Material for this task:

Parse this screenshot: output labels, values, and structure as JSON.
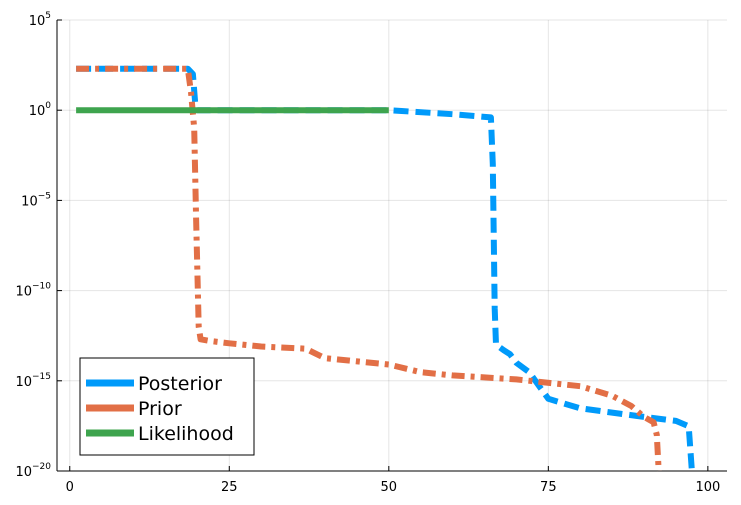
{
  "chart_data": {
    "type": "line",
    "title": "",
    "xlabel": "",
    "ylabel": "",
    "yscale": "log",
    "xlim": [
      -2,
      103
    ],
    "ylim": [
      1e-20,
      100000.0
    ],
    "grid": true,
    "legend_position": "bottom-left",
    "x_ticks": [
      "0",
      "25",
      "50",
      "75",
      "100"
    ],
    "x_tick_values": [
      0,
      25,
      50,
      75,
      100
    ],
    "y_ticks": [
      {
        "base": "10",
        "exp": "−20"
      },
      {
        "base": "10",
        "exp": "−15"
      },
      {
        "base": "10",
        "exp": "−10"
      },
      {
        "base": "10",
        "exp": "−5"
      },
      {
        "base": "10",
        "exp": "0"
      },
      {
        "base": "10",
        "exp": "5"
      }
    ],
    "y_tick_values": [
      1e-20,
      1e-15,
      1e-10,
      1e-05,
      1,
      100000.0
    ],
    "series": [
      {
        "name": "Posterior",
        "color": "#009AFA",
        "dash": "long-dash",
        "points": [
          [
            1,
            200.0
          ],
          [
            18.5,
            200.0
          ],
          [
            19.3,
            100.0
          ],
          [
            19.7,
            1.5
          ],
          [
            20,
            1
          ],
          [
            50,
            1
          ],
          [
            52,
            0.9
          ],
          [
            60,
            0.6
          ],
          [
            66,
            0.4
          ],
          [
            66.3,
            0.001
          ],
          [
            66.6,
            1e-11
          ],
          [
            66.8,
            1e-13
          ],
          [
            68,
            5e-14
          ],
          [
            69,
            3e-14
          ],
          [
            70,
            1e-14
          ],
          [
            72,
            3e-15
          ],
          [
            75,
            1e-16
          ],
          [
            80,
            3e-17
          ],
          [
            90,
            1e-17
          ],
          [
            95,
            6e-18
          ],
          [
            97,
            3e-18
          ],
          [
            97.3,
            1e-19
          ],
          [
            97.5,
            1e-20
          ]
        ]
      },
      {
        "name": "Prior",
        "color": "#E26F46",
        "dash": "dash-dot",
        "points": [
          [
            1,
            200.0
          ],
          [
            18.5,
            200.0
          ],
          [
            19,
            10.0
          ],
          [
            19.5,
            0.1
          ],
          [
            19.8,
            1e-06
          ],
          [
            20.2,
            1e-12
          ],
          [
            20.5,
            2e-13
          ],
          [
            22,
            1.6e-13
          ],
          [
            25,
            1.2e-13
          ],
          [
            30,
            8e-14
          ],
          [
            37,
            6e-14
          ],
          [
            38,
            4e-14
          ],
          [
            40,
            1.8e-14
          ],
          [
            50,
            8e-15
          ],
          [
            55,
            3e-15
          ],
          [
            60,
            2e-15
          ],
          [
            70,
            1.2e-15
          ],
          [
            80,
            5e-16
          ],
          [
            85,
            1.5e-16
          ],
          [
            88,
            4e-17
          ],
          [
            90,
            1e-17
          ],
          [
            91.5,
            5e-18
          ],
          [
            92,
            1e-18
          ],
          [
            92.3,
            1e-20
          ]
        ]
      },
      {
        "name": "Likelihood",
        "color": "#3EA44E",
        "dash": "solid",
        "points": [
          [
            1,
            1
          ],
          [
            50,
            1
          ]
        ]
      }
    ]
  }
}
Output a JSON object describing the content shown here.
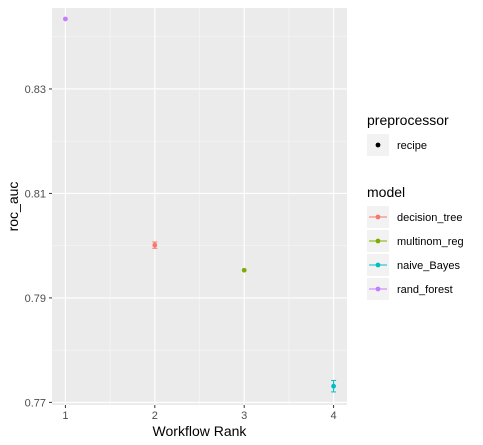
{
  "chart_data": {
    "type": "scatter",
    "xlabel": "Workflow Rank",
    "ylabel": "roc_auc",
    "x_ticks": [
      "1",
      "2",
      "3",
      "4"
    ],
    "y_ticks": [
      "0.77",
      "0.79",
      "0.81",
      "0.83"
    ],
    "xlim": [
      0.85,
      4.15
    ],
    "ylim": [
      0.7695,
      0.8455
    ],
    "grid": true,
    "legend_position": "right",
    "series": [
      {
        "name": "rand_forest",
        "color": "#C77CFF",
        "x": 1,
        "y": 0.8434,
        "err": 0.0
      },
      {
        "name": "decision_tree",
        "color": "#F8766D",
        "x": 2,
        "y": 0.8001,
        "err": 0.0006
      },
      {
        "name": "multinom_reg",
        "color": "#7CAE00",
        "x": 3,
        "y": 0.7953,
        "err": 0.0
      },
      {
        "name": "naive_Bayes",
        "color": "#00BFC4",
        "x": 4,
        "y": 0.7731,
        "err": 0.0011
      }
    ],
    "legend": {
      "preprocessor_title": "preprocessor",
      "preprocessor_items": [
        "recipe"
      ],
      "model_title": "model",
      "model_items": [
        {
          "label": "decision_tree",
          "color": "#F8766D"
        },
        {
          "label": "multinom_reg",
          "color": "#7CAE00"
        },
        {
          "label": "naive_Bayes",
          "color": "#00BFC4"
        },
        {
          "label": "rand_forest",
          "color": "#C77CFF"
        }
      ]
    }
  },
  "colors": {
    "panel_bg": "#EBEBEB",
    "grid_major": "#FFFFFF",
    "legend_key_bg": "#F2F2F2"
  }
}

The task: All entries must be written out again exactly as given, with no pictures in the copy.

Correct response:
Parse this screenshot: output labels, values, and structure as JSON.
{
  "chart_data": {
    "type": "line",
    "title": "",
    "xlabel": "",
    "ylabel": "",
    "yscale": "log",
    "xlim": [
      -2,
      103
    ],
    "ylim": [
      1e-20,
      100000.0
    ],
    "grid": true,
    "legend_position": "bottom-left",
    "x_ticks": [
      "0",
      "25",
      "50",
      "75",
      "100"
    ],
    "x_tick_values": [
      0,
      25,
      50,
      75,
      100
    ],
    "y_ticks": [
      {
        "base": "10",
        "exp": "−20"
      },
      {
        "base": "10",
        "exp": "−15"
      },
      {
        "base": "10",
        "exp": "−10"
      },
      {
        "base": "10",
        "exp": "−5"
      },
      {
        "base": "10",
        "exp": "0"
      },
      {
        "base": "10",
        "exp": "5"
      }
    ],
    "y_tick_values": [
      1e-20,
      1e-15,
      1e-10,
      1e-05,
      1,
      100000.0
    ],
    "series": [
      {
        "name": "Posterior",
        "color": "#009AFA",
        "dash": "long-dash",
        "points": [
          [
            1,
            200.0
          ],
          [
            18.5,
            200.0
          ],
          [
            19.3,
            100.0
          ],
          [
            19.7,
            1.5
          ],
          [
            20,
            1
          ],
          [
            50,
            1
          ],
          [
            52,
            0.9
          ],
          [
            60,
            0.6
          ],
          [
            66,
            0.4
          ],
          [
            66.3,
            0.001
          ],
          [
            66.6,
            1e-11
          ],
          [
            66.8,
            1e-13
          ],
          [
            68,
            5e-14
          ],
          [
            69,
            3e-14
          ],
          [
            70,
            1e-14
          ],
          [
            72,
            3e-15
          ],
          [
            75,
            1e-16
          ],
          [
            80,
            3e-17
          ],
          [
            90,
            1e-17
          ],
          [
            95,
            6e-18
          ],
          [
            97,
            3e-18
          ],
          [
            97.3,
            1e-19
          ],
          [
            97.5,
            1e-20
          ]
        ]
      },
      {
        "name": "Prior",
        "color": "#E26F46",
        "dash": "dash-dot",
        "points": [
          [
            1,
            200.0
          ],
          [
            18.5,
            200.0
          ],
          [
            19,
            10.0
          ],
          [
            19.5,
            0.1
          ],
          [
            19.8,
            1e-06
          ],
          [
            20.2,
            1e-12
          ],
          [
            20.5,
            2e-13
          ],
          [
            22,
            1.6e-13
          ],
          [
            25,
            1.2e-13
          ],
          [
            30,
            8e-14
          ],
          [
            37,
            6e-14
          ],
          [
            38,
            4e-14
          ],
          [
            40,
            1.8e-14
          ],
          [
            50,
            8e-15
          ],
          [
            55,
            3e-15
          ],
          [
            60,
            2e-15
          ],
          [
            70,
            1.2e-15
          ],
          [
            80,
            5e-16
          ],
          [
            85,
            1.5e-16
          ],
          [
            88,
            4e-17
          ],
          [
            90,
            1e-17
          ],
          [
            91.5,
            5e-18
          ],
          [
            92,
            1e-18
          ],
          [
            92.3,
            1e-20
          ]
        ]
      },
      {
        "name": "Likelihood",
        "color": "#3EA44E",
        "dash": "solid",
        "points": [
          [
            1,
            1
          ],
          [
            50,
            1
          ]
        ]
      }
    ]
  }
}
Output a JSON object describing the content shown here.
{
  "chart_data": {
    "type": "scatter",
    "xlabel": "Workflow Rank",
    "ylabel": "roc_auc",
    "x_ticks": [
      "1",
      "2",
      "3",
      "4"
    ],
    "y_ticks": [
      "0.77",
      "0.79",
      "0.81",
      "0.83"
    ],
    "xlim": [
      0.85,
      4.15
    ],
    "ylim": [
      0.7695,
      0.8455
    ],
    "grid": true,
    "legend_position": "right",
    "series": [
      {
        "name": "rand_forest",
        "color": "#C77CFF",
        "x": 1,
        "y": 0.8434,
        "err": 0.0
      },
      {
        "name": "decision_tree",
        "color": "#F8766D",
        "x": 2,
        "y": 0.8001,
        "err": 0.0006
      },
      {
        "name": "multinom_reg",
        "color": "#7CAE00",
        "x": 3,
        "y": 0.7953,
        "err": 0.0
      },
      {
        "name": "naive_Bayes",
        "color": "#00BFC4",
        "x": 4,
        "y": 0.7731,
        "err": 0.0011
      }
    ],
    "legend": {
      "preprocessor_title": "preprocessor",
      "preprocessor_items": [
        "recipe"
      ],
      "model_title": "model",
      "model_items": [
        {
          "label": "decision_tree",
          "color": "#F8766D"
        },
        {
          "label": "multinom_reg",
          "color": "#7CAE00"
        },
        {
          "label": "naive_Bayes",
          "color": "#00BFC4"
        },
        {
          "label": "rand_forest",
          "color": "#C77CFF"
        }
      ]
    }
  },
  "colors": {
    "panel_bg": "#EBEBEB",
    "grid_major": "#FFFFFF",
    "legend_key_bg": "#F2F2F2"
  }
}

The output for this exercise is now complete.